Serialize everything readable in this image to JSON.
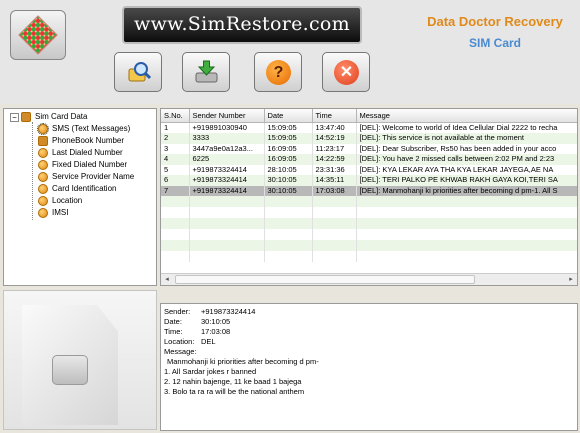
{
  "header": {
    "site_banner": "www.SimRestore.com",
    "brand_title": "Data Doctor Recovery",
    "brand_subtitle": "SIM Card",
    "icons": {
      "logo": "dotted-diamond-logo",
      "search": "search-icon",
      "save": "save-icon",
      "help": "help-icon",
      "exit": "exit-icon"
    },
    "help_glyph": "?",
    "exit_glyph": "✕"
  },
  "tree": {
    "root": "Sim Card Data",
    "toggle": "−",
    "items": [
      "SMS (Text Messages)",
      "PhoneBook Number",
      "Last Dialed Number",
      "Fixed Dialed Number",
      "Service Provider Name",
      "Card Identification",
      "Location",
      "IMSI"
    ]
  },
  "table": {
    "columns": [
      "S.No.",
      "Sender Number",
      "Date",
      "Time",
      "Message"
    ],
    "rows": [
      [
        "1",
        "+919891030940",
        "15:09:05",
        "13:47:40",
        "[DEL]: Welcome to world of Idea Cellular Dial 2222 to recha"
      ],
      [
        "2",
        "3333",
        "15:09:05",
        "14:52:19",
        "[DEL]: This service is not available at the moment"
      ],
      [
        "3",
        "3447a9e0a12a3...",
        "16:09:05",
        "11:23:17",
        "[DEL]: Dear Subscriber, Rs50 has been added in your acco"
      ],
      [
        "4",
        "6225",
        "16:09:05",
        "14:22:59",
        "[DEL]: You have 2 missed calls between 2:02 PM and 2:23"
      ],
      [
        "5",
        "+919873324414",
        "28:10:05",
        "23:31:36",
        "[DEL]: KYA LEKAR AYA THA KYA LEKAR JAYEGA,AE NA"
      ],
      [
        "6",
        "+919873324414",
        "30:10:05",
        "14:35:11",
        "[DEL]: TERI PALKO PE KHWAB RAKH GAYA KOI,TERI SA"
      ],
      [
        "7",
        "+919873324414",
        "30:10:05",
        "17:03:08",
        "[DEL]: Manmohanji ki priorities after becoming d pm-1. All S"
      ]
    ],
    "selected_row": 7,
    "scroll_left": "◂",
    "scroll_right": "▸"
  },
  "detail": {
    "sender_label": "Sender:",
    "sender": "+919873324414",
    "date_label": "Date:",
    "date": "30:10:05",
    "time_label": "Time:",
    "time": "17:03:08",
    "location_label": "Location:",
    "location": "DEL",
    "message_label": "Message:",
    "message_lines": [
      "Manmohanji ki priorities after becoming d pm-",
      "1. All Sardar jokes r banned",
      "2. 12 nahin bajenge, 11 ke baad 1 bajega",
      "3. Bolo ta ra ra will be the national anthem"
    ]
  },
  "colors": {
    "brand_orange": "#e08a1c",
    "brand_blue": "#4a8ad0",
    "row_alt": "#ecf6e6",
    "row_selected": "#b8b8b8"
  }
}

* * *

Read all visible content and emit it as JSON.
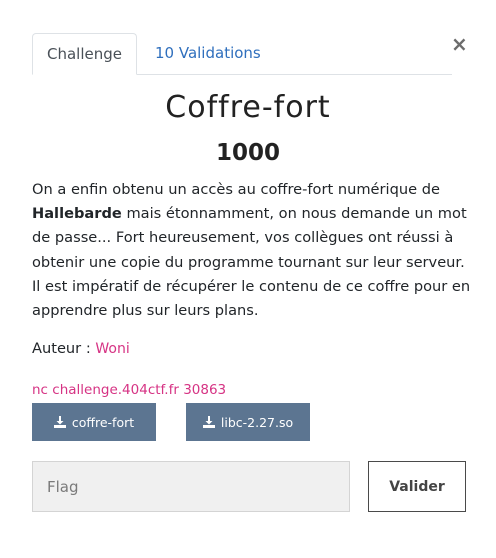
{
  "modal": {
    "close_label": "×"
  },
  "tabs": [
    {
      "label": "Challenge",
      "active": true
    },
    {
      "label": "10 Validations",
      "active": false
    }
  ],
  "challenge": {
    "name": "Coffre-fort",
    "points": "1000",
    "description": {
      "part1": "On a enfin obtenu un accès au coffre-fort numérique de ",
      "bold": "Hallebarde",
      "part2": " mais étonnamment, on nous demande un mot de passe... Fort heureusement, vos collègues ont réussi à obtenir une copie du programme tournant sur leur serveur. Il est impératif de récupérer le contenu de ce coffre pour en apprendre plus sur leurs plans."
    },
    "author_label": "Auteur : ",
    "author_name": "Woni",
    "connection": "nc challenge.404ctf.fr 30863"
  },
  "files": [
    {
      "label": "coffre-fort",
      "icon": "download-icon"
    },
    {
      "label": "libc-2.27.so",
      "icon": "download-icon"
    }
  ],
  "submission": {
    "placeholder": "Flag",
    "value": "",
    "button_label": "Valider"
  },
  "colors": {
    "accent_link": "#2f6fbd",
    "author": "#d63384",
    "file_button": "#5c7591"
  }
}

---

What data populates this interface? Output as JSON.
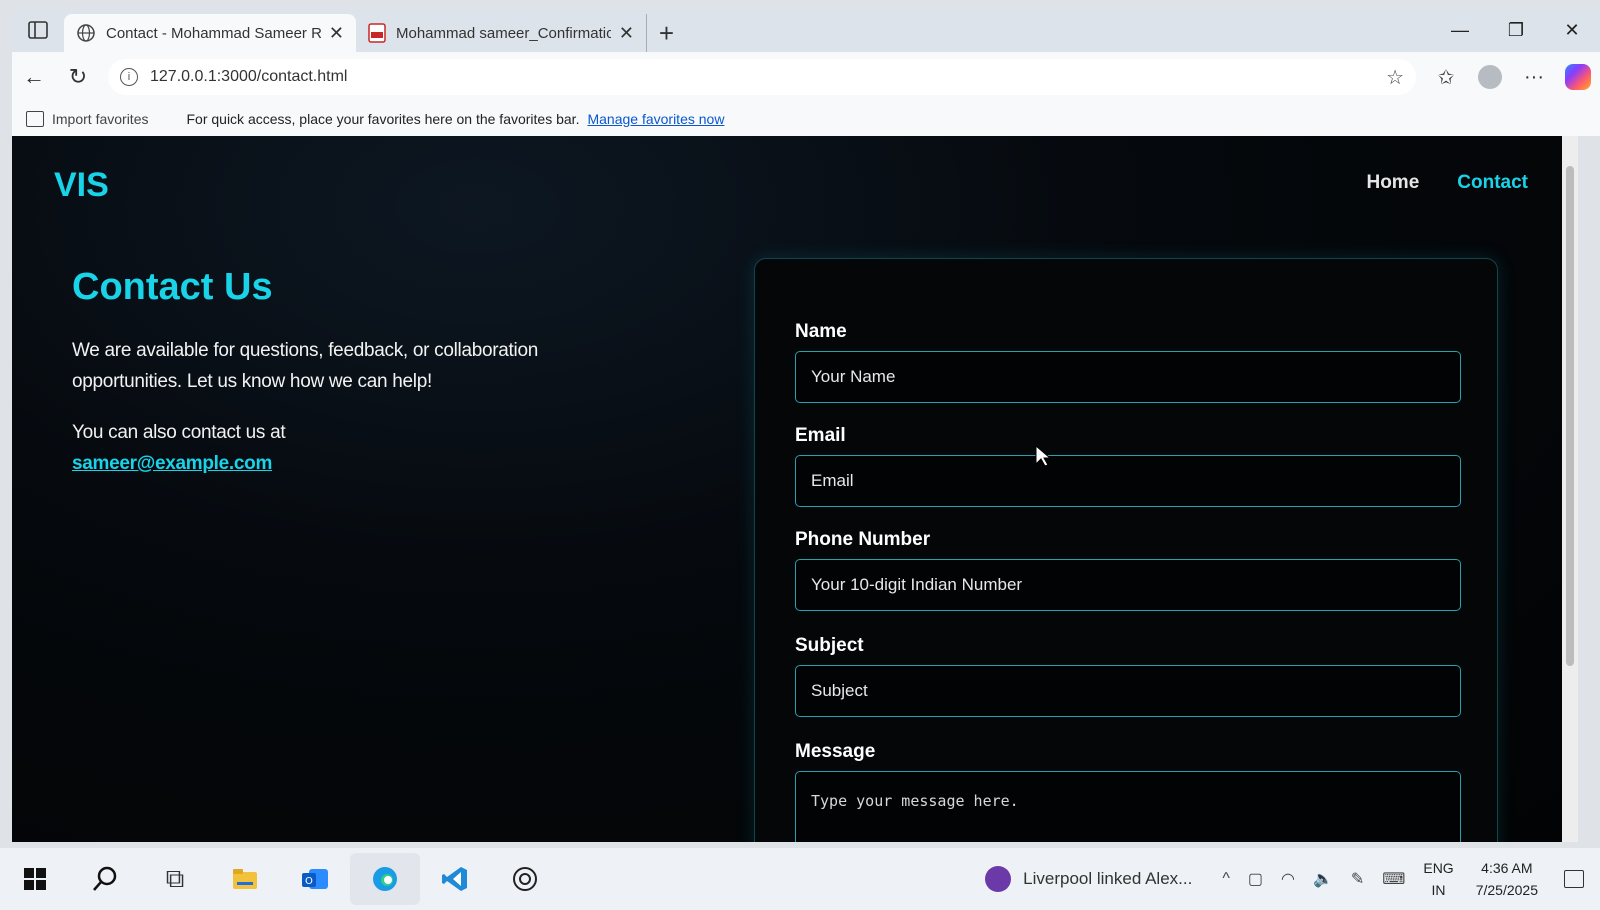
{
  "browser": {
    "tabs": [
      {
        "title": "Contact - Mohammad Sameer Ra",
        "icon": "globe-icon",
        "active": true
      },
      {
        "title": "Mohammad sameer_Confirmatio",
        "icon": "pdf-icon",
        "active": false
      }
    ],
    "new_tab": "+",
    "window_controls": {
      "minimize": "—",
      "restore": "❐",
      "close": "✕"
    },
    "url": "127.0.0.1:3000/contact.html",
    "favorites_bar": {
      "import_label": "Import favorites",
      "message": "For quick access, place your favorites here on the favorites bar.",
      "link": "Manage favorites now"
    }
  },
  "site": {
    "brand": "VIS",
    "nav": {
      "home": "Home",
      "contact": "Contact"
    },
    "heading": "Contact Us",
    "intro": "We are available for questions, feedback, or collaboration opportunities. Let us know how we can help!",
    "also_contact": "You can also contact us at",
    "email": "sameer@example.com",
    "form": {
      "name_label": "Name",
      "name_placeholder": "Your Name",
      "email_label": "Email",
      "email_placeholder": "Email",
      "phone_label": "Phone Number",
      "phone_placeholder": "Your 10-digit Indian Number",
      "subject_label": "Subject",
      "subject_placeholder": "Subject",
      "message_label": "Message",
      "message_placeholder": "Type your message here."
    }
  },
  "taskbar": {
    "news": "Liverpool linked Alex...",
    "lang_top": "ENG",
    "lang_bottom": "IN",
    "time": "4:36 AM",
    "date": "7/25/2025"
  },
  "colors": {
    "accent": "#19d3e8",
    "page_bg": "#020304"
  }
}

* [Aim]:
List all lines where "Manmohanji" occurs.

* [Solution for this exercise]:
        "[DEL]: Manmohanji ki priorities after becoming d pm-1. All S"
      "Manmohanji ki priorities after becoming d pm-",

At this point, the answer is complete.